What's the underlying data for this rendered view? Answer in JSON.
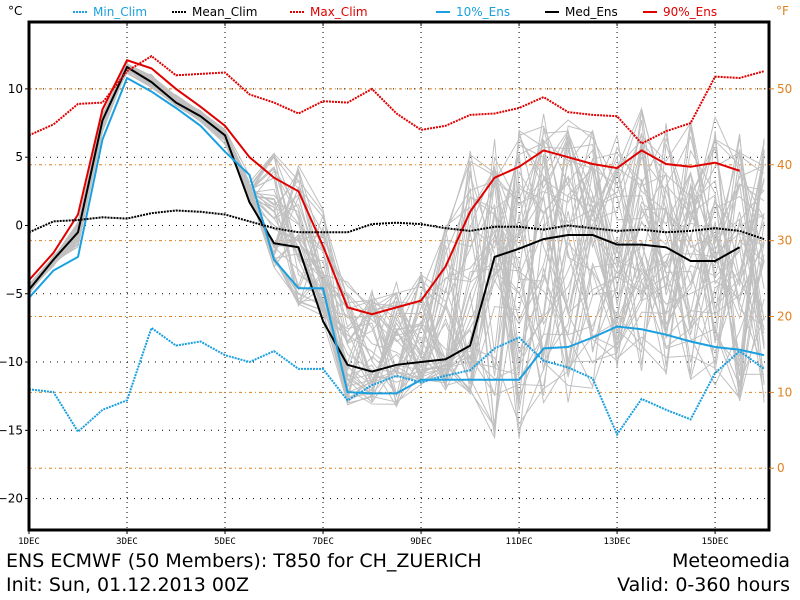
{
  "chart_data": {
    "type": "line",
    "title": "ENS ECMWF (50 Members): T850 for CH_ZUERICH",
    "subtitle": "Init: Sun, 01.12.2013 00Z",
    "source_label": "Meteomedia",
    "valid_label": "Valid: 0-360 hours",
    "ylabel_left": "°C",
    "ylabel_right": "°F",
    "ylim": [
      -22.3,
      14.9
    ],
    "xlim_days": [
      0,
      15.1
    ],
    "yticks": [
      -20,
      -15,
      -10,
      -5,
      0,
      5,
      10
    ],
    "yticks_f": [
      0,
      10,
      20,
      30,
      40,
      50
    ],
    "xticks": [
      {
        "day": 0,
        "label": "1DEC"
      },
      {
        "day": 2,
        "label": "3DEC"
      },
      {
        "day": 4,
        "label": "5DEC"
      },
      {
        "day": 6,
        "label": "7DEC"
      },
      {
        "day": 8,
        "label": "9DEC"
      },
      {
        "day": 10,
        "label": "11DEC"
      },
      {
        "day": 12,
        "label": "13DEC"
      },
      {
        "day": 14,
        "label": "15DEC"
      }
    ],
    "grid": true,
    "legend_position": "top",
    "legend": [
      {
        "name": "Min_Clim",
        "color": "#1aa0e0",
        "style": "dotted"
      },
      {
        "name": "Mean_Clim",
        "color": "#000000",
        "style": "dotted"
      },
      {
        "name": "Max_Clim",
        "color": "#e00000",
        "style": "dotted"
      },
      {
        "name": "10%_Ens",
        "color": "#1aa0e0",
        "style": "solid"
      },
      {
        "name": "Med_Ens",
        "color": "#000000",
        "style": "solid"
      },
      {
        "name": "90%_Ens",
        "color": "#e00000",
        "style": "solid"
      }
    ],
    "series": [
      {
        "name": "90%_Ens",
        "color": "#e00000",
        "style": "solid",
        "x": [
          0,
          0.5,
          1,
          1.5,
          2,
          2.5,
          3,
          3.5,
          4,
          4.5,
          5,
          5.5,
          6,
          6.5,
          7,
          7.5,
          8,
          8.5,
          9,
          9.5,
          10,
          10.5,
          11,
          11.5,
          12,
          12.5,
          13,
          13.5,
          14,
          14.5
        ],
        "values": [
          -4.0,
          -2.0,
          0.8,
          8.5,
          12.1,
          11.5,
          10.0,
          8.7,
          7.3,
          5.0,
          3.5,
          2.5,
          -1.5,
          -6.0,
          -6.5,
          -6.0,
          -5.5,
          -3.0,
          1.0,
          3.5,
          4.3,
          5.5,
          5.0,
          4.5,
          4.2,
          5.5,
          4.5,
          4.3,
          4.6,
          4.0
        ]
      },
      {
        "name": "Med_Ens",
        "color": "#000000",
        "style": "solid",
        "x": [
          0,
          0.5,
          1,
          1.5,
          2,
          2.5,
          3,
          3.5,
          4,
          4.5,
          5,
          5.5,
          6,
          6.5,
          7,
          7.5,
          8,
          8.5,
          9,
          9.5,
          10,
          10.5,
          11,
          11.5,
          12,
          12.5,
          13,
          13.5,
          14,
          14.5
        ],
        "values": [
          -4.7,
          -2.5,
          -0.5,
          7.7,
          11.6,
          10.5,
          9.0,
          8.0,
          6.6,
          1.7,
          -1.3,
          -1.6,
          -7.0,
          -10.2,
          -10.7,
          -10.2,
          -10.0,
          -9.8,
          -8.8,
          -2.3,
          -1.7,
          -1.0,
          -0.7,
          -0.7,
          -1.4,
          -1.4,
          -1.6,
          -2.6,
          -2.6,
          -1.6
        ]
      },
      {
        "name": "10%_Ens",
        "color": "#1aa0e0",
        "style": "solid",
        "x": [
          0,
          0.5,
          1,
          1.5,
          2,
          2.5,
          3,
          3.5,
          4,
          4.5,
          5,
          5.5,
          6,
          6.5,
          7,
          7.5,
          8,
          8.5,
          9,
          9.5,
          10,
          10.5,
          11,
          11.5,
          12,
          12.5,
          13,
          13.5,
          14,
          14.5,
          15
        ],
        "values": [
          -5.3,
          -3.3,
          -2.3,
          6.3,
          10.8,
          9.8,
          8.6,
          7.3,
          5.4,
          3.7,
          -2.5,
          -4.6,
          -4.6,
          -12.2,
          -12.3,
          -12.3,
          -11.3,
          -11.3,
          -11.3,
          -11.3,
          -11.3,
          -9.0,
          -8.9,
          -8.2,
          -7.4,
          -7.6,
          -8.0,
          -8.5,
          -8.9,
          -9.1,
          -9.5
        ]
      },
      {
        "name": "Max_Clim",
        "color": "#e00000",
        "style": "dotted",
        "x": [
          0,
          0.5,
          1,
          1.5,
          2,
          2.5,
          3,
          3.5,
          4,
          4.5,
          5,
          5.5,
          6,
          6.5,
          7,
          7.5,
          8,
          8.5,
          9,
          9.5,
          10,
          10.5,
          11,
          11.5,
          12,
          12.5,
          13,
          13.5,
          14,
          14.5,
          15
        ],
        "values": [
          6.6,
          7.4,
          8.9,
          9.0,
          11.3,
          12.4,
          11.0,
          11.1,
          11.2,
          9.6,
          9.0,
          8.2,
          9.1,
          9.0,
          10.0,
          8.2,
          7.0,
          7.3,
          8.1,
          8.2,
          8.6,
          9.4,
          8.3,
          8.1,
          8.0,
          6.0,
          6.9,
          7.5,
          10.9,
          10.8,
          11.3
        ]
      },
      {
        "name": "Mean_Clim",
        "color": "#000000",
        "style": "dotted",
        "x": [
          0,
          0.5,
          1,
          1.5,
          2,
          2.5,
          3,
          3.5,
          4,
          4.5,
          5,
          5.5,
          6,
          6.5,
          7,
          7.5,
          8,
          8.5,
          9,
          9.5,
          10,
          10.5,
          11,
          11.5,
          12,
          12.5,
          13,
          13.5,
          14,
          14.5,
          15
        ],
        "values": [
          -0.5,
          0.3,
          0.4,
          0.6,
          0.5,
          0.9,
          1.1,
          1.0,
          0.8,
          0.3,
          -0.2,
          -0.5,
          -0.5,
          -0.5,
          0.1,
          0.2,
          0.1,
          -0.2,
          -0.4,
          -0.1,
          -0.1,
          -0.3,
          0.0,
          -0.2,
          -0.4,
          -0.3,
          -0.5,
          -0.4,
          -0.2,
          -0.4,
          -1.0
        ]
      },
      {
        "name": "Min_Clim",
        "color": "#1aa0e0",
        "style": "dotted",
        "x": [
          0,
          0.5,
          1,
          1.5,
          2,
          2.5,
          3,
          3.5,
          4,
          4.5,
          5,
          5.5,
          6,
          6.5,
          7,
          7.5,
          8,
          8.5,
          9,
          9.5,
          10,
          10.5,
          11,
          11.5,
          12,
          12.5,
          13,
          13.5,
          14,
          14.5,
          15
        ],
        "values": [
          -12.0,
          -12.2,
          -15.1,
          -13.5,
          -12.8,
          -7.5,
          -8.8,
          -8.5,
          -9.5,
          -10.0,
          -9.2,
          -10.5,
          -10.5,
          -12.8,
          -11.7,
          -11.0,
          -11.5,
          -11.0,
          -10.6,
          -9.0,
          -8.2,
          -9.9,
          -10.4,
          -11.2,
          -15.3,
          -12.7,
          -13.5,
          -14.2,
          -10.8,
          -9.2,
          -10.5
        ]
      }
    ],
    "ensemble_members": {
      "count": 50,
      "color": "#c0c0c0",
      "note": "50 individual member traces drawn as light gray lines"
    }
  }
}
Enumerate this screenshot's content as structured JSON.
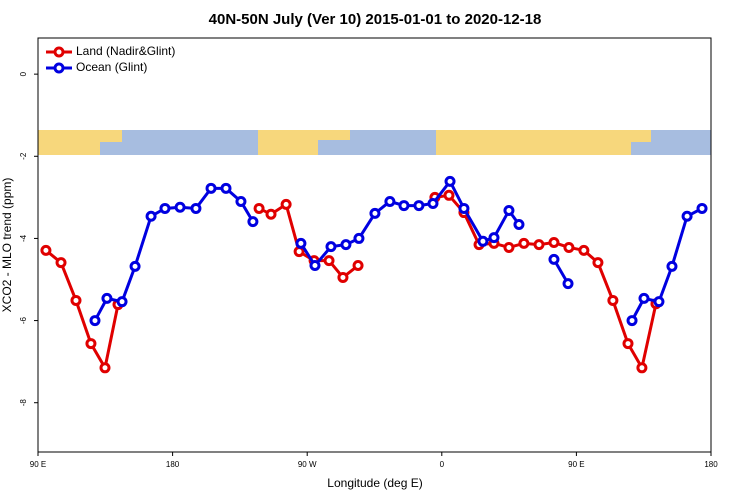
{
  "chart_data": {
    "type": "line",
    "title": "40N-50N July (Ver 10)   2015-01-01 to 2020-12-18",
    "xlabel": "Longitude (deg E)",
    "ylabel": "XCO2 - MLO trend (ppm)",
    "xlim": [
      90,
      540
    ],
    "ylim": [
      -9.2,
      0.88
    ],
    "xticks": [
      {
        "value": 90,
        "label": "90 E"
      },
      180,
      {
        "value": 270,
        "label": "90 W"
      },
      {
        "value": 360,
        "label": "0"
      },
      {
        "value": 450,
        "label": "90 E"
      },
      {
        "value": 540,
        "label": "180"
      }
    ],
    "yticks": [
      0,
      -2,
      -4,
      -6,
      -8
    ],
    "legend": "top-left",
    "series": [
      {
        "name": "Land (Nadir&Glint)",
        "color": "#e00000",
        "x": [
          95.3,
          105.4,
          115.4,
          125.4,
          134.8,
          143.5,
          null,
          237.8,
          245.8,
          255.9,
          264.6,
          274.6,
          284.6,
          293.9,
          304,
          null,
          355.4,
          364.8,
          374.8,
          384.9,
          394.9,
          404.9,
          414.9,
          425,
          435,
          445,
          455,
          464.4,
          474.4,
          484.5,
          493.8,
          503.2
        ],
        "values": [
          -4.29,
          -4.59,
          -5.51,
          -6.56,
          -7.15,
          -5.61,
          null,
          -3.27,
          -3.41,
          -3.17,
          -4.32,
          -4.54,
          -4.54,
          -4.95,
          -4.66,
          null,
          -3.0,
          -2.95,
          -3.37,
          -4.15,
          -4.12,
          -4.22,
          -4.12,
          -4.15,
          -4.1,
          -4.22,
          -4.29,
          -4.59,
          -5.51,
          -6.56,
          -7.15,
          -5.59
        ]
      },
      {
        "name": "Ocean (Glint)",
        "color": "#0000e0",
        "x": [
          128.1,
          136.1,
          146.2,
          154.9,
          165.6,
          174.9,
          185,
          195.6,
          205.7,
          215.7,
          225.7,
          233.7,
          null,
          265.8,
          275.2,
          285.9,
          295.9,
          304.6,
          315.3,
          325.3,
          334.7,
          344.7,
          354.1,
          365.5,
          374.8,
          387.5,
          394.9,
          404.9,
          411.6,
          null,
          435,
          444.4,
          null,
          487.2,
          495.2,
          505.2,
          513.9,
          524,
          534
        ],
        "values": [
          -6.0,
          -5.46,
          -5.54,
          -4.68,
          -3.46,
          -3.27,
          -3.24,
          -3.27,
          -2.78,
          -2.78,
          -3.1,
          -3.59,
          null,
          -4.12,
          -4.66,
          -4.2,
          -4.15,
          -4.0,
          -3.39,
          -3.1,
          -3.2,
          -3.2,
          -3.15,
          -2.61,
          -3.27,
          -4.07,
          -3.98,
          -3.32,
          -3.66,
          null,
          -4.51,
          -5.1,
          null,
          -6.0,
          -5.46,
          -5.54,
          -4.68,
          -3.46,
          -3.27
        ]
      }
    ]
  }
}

WHAT YOU SHOULD DO ::
Gather, from the listing above, every line carrying the word "JSON".

RESULT OF THE EXERCISE ::
What's the underlying data for this rendered view? Answer in JSON.
Enumerate this screenshot's content as structured JSON.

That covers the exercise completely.